Exercise
Reproduce all lines of the listing below in which the word "legend" occurs.

Task inputs
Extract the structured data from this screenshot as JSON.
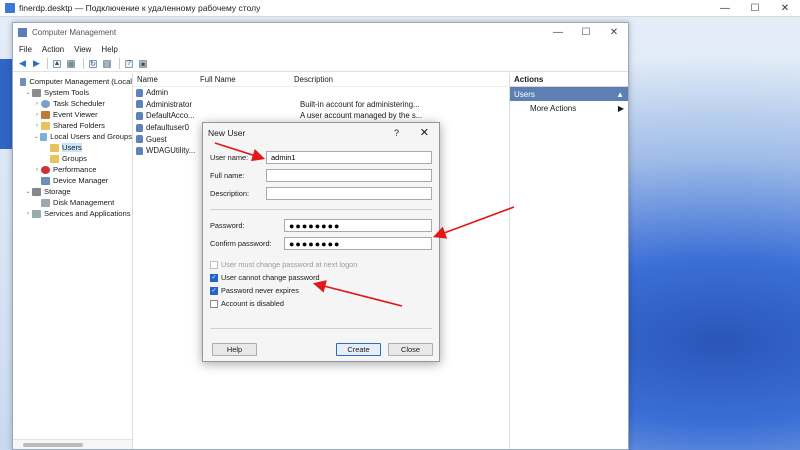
{
  "rdp": {
    "title": "finerdp.desktp — Подключение к удаленному рабочему столу",
    "controls": [
      "—",
      "☐",
      "✕"
    ]
  },
  "cm": {
    "title": "Computer Management",
    "controls": [
      "—",
      "☐",
      "✕"
    ],
    "menu": [
      "File",
      "Action",
      "View",
      "Help"
    ],
    "tree": [
      {
        "label": "Computer Management (Local",
        "icon": "computer-icon",
        "exp": "",
        "indent": 0
      },
      {
        "label": "System Tools",
        "icon": "tools-icon",
        "exp": "⌄",
        "indent": 1
      },
      {
        "label": "Task Scheduler",
        "icon": "clock-icon",
        "exp": "›",
        "indent": 2
      },
      {
        "label": "Event Viewer",
        "icon": "event-viewer-icon",
        "exp": "›",
        "indent": 2
      },
      {
        "label": "Shared Folders",
        "icon": "folder-icon",
        "exp": "›",
        "indent": 2
      },
      {
        "label": "Local Users and Groups",
        "icon": "users-icon",
        "exp": "⌄",
        "indent": 2
      },
      {
        "label": "Users",
        "icon": "folder-icon",
        "exp": "",
        "indent": 3,
        "selected": true
      },
      {
        "label": "Groups",
        "icon": "folder-icon",
        "exp": "",
        "indent": 3
      },
      {
        "label": "Performance",
        "icon": "performance-icon",
        "exp": "›",
        "indent": 2
      },
      {
        "label": "Device Manager",
        "icon": "device-manager-icon",
        "exp": "",
        "indent": 2
      },
      {
        "label": "Storage",
        "icon": "storage-icon",
        "exp": "⌄",
        "indent": 1
      },
      {
        "label": "Disk Management",
        "icon": "disk-icon",
        "exp": "",
        "indent": 2
      },
      {
        "label": "Services and Applications",
        "icon": "services-icon",
        "exp": "›",
        "indent": 1
      }
    ],
    "columns": [
      "Name",
      "Full Name",
      "Description"
    ],
    "users": [
      {
        "name": "Admin",
        "full": "",
        "desc": ""
      },
      {
        "name": "Administrator",
        "full": "",
        "desc": "Built-in account for administering..."
      },
      {
        "name": "DefaultAcco...",
        "full": "",
        "desc": "A user account managed by the s..."
      },
      {
        "name": "defaultuser0",
        "full": "",
        "desc": ""
      },
      {
        "name": "Guest",
        "full": "",
        "desc": ""
      },
      {
        "name": "WDAGUtility...",
        "full": "",
        "desc": ""
      }
    ],
    "actions": {
      "header": "Actions",
      "section": "Users",
      "more": "More Actions"
    }
  },
  "dialog": {
    "title": "New User",
    "help_glyph": "?",
    "close_glyph": "✕",
    "username_label": "User name:",
    "username_value": "admin1",
    "fullname_label": "Full name:",
    "fullname_value": "",
    "description_label": "Description:",
    "description_value": "",
    "password_label": "Password:",
    "password_value": "●●●●●●●●",
    "confirm_label": "Confirm password:",
    "confirm_value": "●●●●●●●●",
    "cb_must_change": {
      "label": "User must change password at next logon",
      "checked": false,
      "disabled": true
    },
    "cb_cannot_change": {
      "label": "User cannot change password",
      "checked": true,
      "disabled": false
    },
    "cb_never_expires": {
      "label": "Password never expires",
      "checked": true,
      "disabled": false
    },
    "cb_disabled": {
      "label": "Account is disabled",
      "checked": false,
      "disabled": false
    },
    "help_button": "Help",
    "create_button": "Create",
    "close_button": "Close"
  }
}
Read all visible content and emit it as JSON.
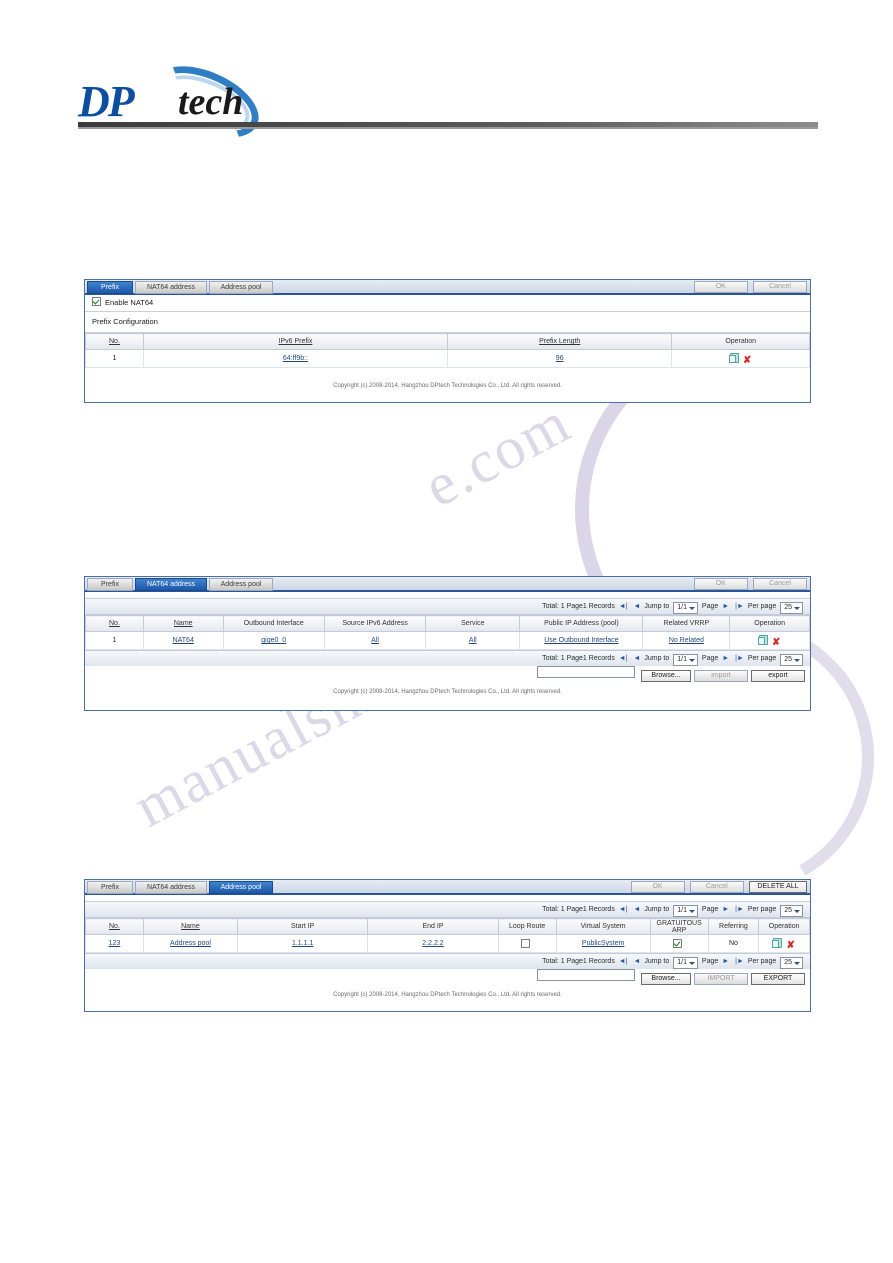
{
  "logo": {
    "brand_left": "DP",
    "brand_right": "tech"
  },
  "watermark": {
    "line1": "e.com",
    "line2": "manualshive"
  },
  "footer_text": "Copyright (c) 2008-2014, Hangzhou DPtech Technologies Co., Ltd. All rights reserved.",
  "tabs": {
    "prefix": "Prefix",
    "nat64_address": "NAT64 address",
    "address_pool": "Address pool"
  },
  "buttons": {
    "ok": "OK",
    "cancel": "Cancel",
    "delete_all": "DELETE ALL",
    "browse": "Browse...",
    "import_lower": "import",
    "export_lower": "export",
    "import_upper": "IMPORT",
    "export_upper": "EXPORT"
  },
  "pagination": {
    "total": "Total: 1 Page1 Records",
    "jump_label": "Jump to",
    "page_value": "1/1",
    "page_label": "Page",
    "per_page_label": "Per page",
    "per_page_value": "25",
    "first_icon": "first-page-icon",
    "prev_icon": "prev-page-icon",
    "next_icon": "next-page-icon",
    "last_icon": "last-page-icon"
  },
  "panel_prefix": {
    "enable_label": "Enable NAT64",
    "enable_checked": true,
    "section_title": "Prefix Configuration",
    "columns": [
      "No.",
      "IPv6 Prefix",
      "Prefix Length",
      "Operation"
    ],
    "rows": [
      {
        "no": "1",
        "ipv6_prefix": "64:ff9b::",
        "prefix_length": "96"
      }
    ]
  },
  "panel_nat64_address": {
    "columns": [
      "No.",
      "Name",
      "Outbound Interface",
      "Source IPv6 Address",
      "Service",
      "Public IP Address (pool)",
      "Related VRRP",
      "Operation"
    ],
    "rows": [
      {
        "no": "1",
        "name": "NAT64",
        "outbound_interface": "gige0_0",
        "source_ipv6_address": "All",
        "service": "All",
        "public_ip_address": "Use Outbound Interface",
        "related_vrrp": "No Related"
      }
    ]
  },
  "panel_address_pool": {
    "columns": [
      "No.",
      "Name",
      "Start IP",
      "End IP",
      "Loop Route",
      "Virtual System",
      "GRATUITOUS ARP",
      "Referring",
      "Operation"
    ],
    "rows": [
      {
        "no": "123",
        "name": "Address pool",
        "start_ip": "1.1.1.1",
        "end_ip": "2.2.2.2",
        "loop_route_checked": false,
        "virtual_system": "PublicSystem",
        "gratuitous_arp_checked": true,
        "referring": "No"
      }
    ]
  }
}
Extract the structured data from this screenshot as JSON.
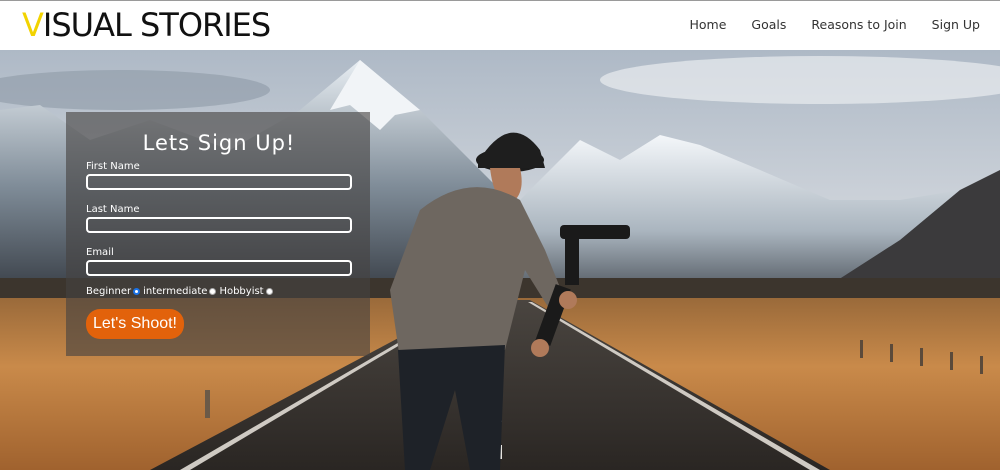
{
  "brand": {
    "first_letter": "V",
    "rest": "ISUAL STORIES",
    "accent_color": "#f2d300"
  },
  "nav": {
    "items": [
      {
        "label": "Home"
      },
      {
        "label": "Goals"
      },
      {
        "label": "Reasons to Join"
      },
      {
        "label": "Sign Up"
      }
    ]
  },
  "form": {
    "title": "Lets Sign Up!",
    "first_name_label": "First Name",
    "first_name_value": "",
    "last_name_label": "Last Name",
    "last_name_value": "",
    "email_label": "Email",
    "email_value": "",
    "levels": [
      {
        "label": "Beginner",
        "checked": true
      },
      {
        "label": "intermediate",
        "checked": false
      },
      {
        "label": "Hobbyist",
        "checked": false
      }
    ],
    "submit_label": "Let's Shoot!",
    "submit_color": "#e2620b"
  },
  "hero": {
    "image_icon": "photographer-with-gimbal-on-mountain-road"
  }
}
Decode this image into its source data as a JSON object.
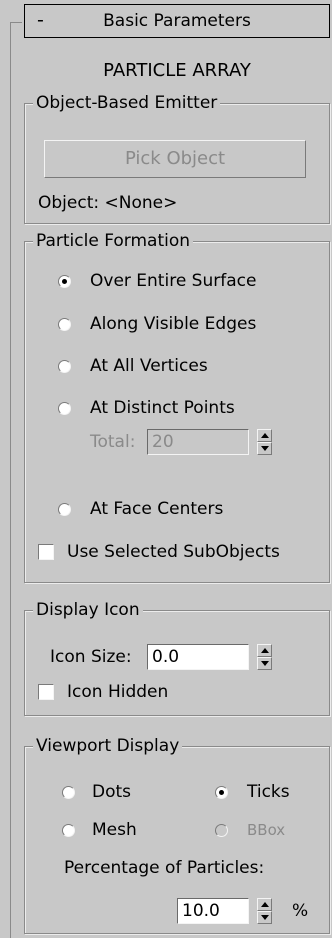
{
  "rollout": {
    "collapse_symbol": "-",
    "title": "Basic Parameters"
  },
  "section_title": "PARTICLE ARRAY",
  "object_based_emitter": {
    "legend": "Object-Based Emitter",
    "pick_button": "Pick Object",
    "object_label": "Object: <None>"
  },
  "particle_formation": {
    "legend": "Particle Formation",
    "options": [
      {
        "label": "Over Entire Surface",
        "selected": true
      },
      {
        "label": "Along Visible Edges",
        "selected": false
      },
      {
        "label": "At All Vertices",
        "selected": false
      },
      {
        "label": "At Distinct Points",
        "selected": false
      },
      {
        "label": "At Face Centers",
        "selected": false
      }
    ],
    "total_label": "Total:",
    "total_value": "20",
    "use_selected_label": "Use Selected SubObjects",
    "use_selected_checked": false
  },
  "display_icon": {
    "legend": "Display Icon",
    "icon_size_label": "Icon Size:",
    "icon_size_value": "0.0",
    "icon_hidden_label": "Icon Hidden",
    "icon_hidden_checked": false
  },
  "viewport_display": {
    "legend": "Viewport Display",
    "options": [
      {
        "label": "Dots",
        "selected": false,
        "enabled": true
      },
      {
        "label": "Ticks",
        "selected": true,
        "enabled": true
      },
      {
        "label": "Mesh",
        "selected": false,
        "enabled": true
      },
      {
        "label": "BBox",
        "selected": false,
        "enabled": false
      }
    ],
    "percentage_label": "Percentage of Particles:",
    "percentage_value": "10.0",
    "percent_unit": "%"
  }
}
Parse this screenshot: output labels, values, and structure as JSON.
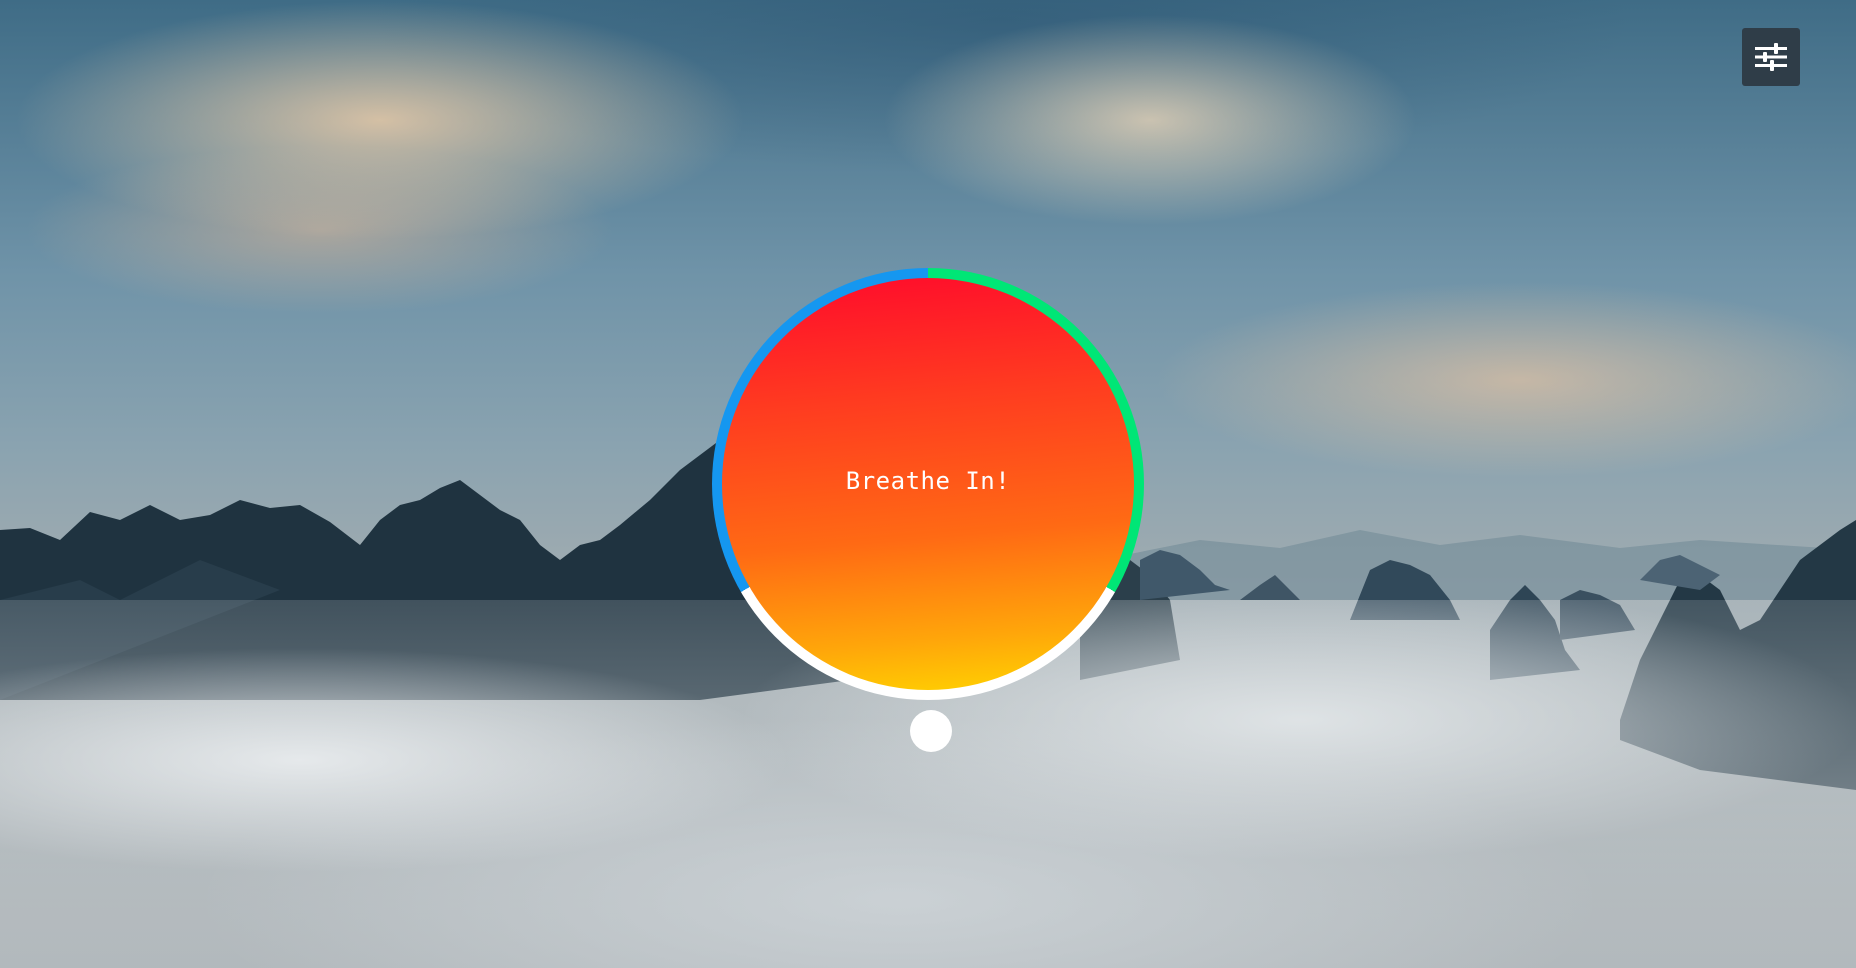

Solution to the problem
    "legend": "Object-Based Emitter",
    "legend": "Particle Formation",
    "legend": "Display Icon",
    "legend": "Viewport Display",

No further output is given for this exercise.